**Exercise instructions**
Each record below must be returned exactly as shown.

[Records excerpted from a collection]
((
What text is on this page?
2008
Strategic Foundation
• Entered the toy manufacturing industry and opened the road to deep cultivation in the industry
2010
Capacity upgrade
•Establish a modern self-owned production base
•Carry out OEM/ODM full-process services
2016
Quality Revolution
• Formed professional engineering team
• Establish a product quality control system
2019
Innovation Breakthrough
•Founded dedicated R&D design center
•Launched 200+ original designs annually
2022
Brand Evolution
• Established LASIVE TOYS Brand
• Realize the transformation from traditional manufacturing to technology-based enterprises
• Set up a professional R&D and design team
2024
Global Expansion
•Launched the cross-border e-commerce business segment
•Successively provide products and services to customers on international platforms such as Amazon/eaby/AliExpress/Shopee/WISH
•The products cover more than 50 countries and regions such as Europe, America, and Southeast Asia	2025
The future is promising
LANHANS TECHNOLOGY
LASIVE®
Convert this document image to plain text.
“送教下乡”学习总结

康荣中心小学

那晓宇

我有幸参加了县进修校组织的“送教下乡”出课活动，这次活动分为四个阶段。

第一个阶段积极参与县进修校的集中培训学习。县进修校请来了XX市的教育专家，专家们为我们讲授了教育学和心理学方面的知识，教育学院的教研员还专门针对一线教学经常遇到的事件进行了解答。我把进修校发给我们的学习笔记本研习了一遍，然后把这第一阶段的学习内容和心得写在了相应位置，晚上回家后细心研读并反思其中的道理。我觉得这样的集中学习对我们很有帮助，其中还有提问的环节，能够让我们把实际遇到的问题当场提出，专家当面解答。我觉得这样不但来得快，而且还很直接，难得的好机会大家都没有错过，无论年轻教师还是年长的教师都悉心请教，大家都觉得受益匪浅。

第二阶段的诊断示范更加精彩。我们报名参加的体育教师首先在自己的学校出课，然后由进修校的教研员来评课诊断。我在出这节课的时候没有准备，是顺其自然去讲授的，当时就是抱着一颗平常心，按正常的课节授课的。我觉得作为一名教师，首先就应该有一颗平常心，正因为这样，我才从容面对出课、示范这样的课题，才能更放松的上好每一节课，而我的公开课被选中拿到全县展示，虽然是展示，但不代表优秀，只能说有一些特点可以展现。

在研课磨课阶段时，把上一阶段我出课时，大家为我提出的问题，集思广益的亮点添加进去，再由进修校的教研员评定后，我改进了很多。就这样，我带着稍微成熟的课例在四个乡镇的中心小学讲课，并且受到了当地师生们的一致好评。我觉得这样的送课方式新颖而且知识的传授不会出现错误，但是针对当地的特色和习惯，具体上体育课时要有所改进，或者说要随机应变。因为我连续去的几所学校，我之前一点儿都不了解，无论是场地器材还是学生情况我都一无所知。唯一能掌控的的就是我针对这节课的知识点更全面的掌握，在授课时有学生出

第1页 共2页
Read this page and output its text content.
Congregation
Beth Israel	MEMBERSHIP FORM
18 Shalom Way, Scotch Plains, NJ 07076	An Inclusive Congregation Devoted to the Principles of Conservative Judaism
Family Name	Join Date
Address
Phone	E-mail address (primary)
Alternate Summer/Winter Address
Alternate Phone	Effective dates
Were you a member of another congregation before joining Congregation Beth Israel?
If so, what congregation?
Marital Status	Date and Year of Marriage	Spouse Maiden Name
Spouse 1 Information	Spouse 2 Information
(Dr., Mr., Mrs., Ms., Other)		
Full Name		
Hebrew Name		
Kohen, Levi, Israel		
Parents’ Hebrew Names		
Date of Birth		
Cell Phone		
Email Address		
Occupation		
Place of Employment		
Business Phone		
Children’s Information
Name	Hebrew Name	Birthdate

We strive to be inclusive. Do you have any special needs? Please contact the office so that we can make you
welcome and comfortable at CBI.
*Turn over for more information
))
**Response to the exercise**
What text is on this page?
2008
Strategic Foundation
• Entered the toy manufacturing industry and opened the road to deep cultivation in the industry
2010
Capacity upgrade
•Establish a modern self-owned production base
•Carry out OEM/ODM full-process services
2016
Quality Revolution
• Formed professional engineering team
• Establish a product quality control system
2019
Innovation Breakthrough
•Founded dedicated R&D design center
•Launched 200+ original designs annually
2022
Brand Evolution
• Established LASIVE TOYS Brand
• Realize the transformation from traditional manufacturing to technology-based enterprises
• Set up a professional R&D and design team
2024
Global Expansion
•Launched the cross-border e-commerce business segment
•Successively provide products and services to customers on international platforms such as Amazon/eaby/AliExpress/Shopee/WISH
•The products cover more than 50 countries and regions such as Europe, America, and Southeast Asia	2025
The future is promising
LANHANS TECHNOLOGY
LASIVE®
Convert this document image to plain text.
“送教下乡”学习总结

康荣中心小学

那晓宇

我有幸参加了县进修校组织的“送教下乡”出课活动，这次活动分为四个阶段。

第一个阶段积极参与县进修校的集中培训学习。县进修校请来了XX市的教育专家，专家们为我们讲授了教育学和心理学方面的知识，教育学院的教研员还专门针对一线教学经常遇到的事件进行了解答。我把进修校发给我们的学习笔记本研习了一遍，然后把这第一阶段的学习内容和心得写在了相应位置，晚上回家后细心研读并反思其中的道理。我觉得这样的集中学习对我们很有帮助，其中还有提问的环节，能够让我们把实际遇到的问题当场提出，专家当面解答。我觉得这样不但来得快，而且还很直接，难得的好机会大家都没有错过，无论年轻教师还是年长的教师都悉心请教，大家都觉得受益匪浅。

第二阶段的诊断示范更加精彩。我们报名参加的体育教师首先在自己的学校出课，然后由进修校的教研员来评课诊断。我在出这节课的时候没有准备，是顺其自然去讲授的，当时就是抱着一颗平常心，按正常的课节授课的。我觉得作为一名教师，首先就应该有一颗平常心，正因为这样，我才从容面对出课、示范这样的课题，才能更放松的上好每一节课，而我的公开课被选中拿到全县展示，虽然是展示，但不代表优秀，只能说有一些特点可以展现。

在研课磨课阶段时，把上一阶段我出课时，大家为我提出的问题，集思广益的亮点添加进去，再由进修校的教研员评定后，我改进了很多。就这样，我带着稍微成熟的课例在四个乡镇的中心小学讲课，并且受到了当地师生们的一致好评。我觉得这样的送课方式新颖而且知识的传授不会出现错误，但是针对当地的特色和习惯，具体上体育课时要有所改进，或者说要随机应变。因为我连续去的几所学校，我之前一点儿都不了解，无论是场地器材还是学生情况我都一无所知。唯一能掌控的的就是我针对这节课的知识点更全面的掌握，在授课时有学生出

第1页 共2页
Read this page and output its text content.
Congregation
Beth Israel	MEMBERSHIP FORM
18 Shalom Way, Scotch Plains, NJ 07076	An Inclusive Congregation Devoted to the Principles of Conservative Judaism
Family Name	Join Date
Address
Phone	E-mail address (primary)
Alternate Summer/Winter Address
Alternate Phone	Effective dates
Were you a member of another congregation before joining Congregation Beth Israel?
If so, what congregation?
Marital Status	Date and Year of Marriage	Spouse Maiden Name
Spouse 1 Information	Spouse 2 Information
(Dr., Mr., Mrs., Ms., Other)		
Full Name		
Hebrew Name		
Kohen, Levi, Israel		
Parents’ Hebrew Names		
Date of Birth		
Cell Phone		
Email Address		
Occupation		
Place of Employment		
Business Phone		
Children’s Information
Name	Hebrew Name	Birthdate

We strive to be inclusive. Do you have any special needs? Please contact the office so that we can make you
welcome and comfortable at CBI.
*Turn over for more information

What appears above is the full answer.